■ **Request**:
Word for word, set down the records and skip each picture.

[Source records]
○ ○ ○ ○ ○ ○ ○
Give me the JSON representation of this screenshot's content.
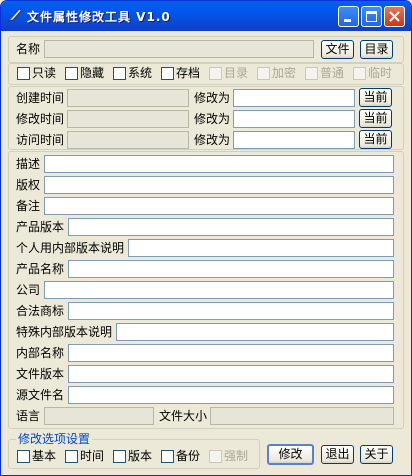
{
  "window": {
    "title": "文件属性修改工具 V1.0"
  },
  "name_row": {
    "label": "名称",
    "value": "",
    "file_button": "文件",
    "dir_button": "目录"
  },
  "attributes": [
    {
      "label": "只读",
      "enabled": true
    },
    {
      "label": "隐藏",
      "enabled": true
    },
    {
      "label": "系统",
      "enabled": true
    },
    {
      "label": "存档",
      "enabled": true
    },
    {
      "label": "目录",
      "enabled": false
    },
    {
      "label": "加密",
      "enabled": false
    },
    {
      "label": "普通",
      "enabled": false
    },
    {
      "label": "临时",
      "enabled": false
    }
  ],
  "times": [
    {
      "label": "创建时间",
      "current": "",
      "modify_label": "修改为",
      "new_value": "",
      "now_button": "当前"
    },
    {
      "label": "修改时间",
      "current": "",
      "modify_label": "修改为",
      "new_value": "",
      "now_button": "当前"
    },
    {
      "label": "访问时间",
      "current": "",
      "modify_label": "修改为",
      "new_value": "",
      "now_button": "当前"
    }
  ],
  "version_fields": [
    {
      "label": "描述",
      "value": ""
    },
    {
      "label": "版权",
      "value": ""
    },
    {
      "label": "备注",
      "value": ""
    },
    {
      "label": "产品版本",
      "value": ""
    },
    {
      "label": "个人用内部版本说明",
      "value": ""
    },
    {
      "label": "产品名称",
      "value": ""
    },
    {
      "label": "公司",
      "value": ""
    },
    {
      "label": "合法商标",
      "value": ""
    },
    {
      "label": "特殊内部版本说明",
      "value": ""
    },
    {
      "label": "内部名称",
      "value": ""
    },
    {
      "label": "文件版本",
      "value": ""
    },
    {
      "label": "源文件名",
      "value": ""
    }
  ],
  "info": {
    "language_label": "语言",
    "language_value": "",
    "size_label": "文件大小",
    "size_value": ""
  },
  "options": {
    "legend": "修改选项设置",
    "checks": [
      {
        "label": "基本",
        "enabled": true
      },
      {
        "label": "时间",
        "enabled": true
      },
      {
        "label": "版本",
        "enabled": true
      },
      {
        "label": "备份",
        "enabled": true
      },
      {
        "label": "强制",
        "enabled": false
      }
    ],
    "modify_button": "修改",
    "exit_button": "退出",
    "about_button": "关于"
  },
  "colors": {
    "titlebar": "#0058ee",
    "window_bg": "#ece9d8",
    "legend_text": "#0046d5"
  }
}
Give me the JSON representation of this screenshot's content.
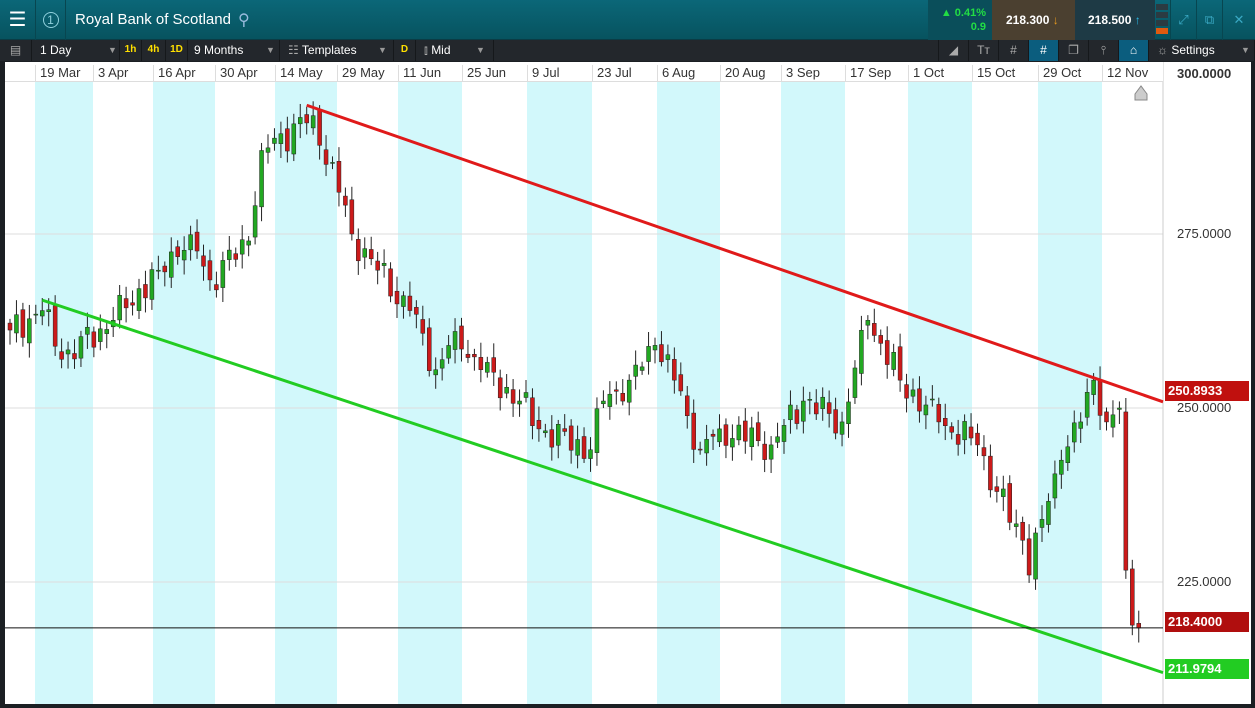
○ ○ ○ ○ ○ ○ ○
■ **Result of this exercise**:
Give me the JSON representation of this screenshot's content.
{
  "window": {
    "title": "文件属性修改工具 V1.0"
  },
  "name_row": {
    "label": "名称",
    "value": "",
    "file_button": "文件",
    "dir_button": "目录"
  },
  "attributes": [
    {
      "label": "只读",
      "enabled": true
    },
    {
      "label": "隐藏",
      "enabled": true
    },
    {
      "label": "系统",
      "enabled": true
    },
    {
      "label": "存档",
      "enabled": true
    },
    {
      "label": "目录",
      "enabled": false
    },
    {
      "label": "加密",
      "enabled": false
    },
    {
      "label": "普通",
      "enabled": false
    },
    {
      "label": "临时",
      "enabled": false
    }
  ],
  "times": [
    {
      "label": "创建时间",
      "current": "",
      "modify_label": "修改为",
      "new_value": "",
      "now_button": "当前"
    },
    {
      "label": "修改时间",
      "current": "",
      "modify_label": "修改为",
      "new_value": "",
      "now_button": "当前"
    },
    {
      "label": "访问时间",
      "current": "",
      "modify_label": "修改为",
      "new_value": "",
      "now_button": "当前"
    }
  ],
  "version_fields": [
    {
      "label": "描述",
      "value": ""
    },
    {
      "label": "版权",
      "value": ""
    },
    {
      "label": "备注",
      "value": ""
    },
    {
      "label": "产品版本",
      "value": ""
    },
    {
      "label": "个人用内部版本说明",
      "value": ""
    },
    {
      "label": "产品名称",
      "value": ""
    },
    {
      "label": "公司",
      "value": ""
    },
    {
      "label": "合法商标",
      "value": ""
    },
    {
      "label": "特殊内部版本说明",
      "value": ""
    },
    {
      "label": "内部名称",
      "value": ""
    },
    {
      "label": "文件版本",
      "value": ""
    },
    {
      "label": "源文件名",
      "value": ""
    }
  ],
  "info": {
    "language_label": "语言",
    "language_value": "",
    "size_label": "文件大小",
    "size_value": ""
  },
  "options": {
    "legend": "修改选项设置",
    "checks": [
      {
        "label": "基本",
        "enabled": true
      },
      {
        "label": "时间",
        "enabled": true
      },
      {
        "label": "版本",
        "enabled": true
      },
      {
        "label": "备份",
        "enabled": true
      },
      {
        "label": "强制",
        "enabled": false
      }
    ],
    "modify_button": "修改",
    "exit_button": "退出",
    "about_button": "关于"
  },
  "colors": {
    "titlebar": "#0058ee",
    "window_bg": "#ece9d8",
    "legend_text": "#0046d5"
  }
}
Give me the JSON representation of this screenshot's content.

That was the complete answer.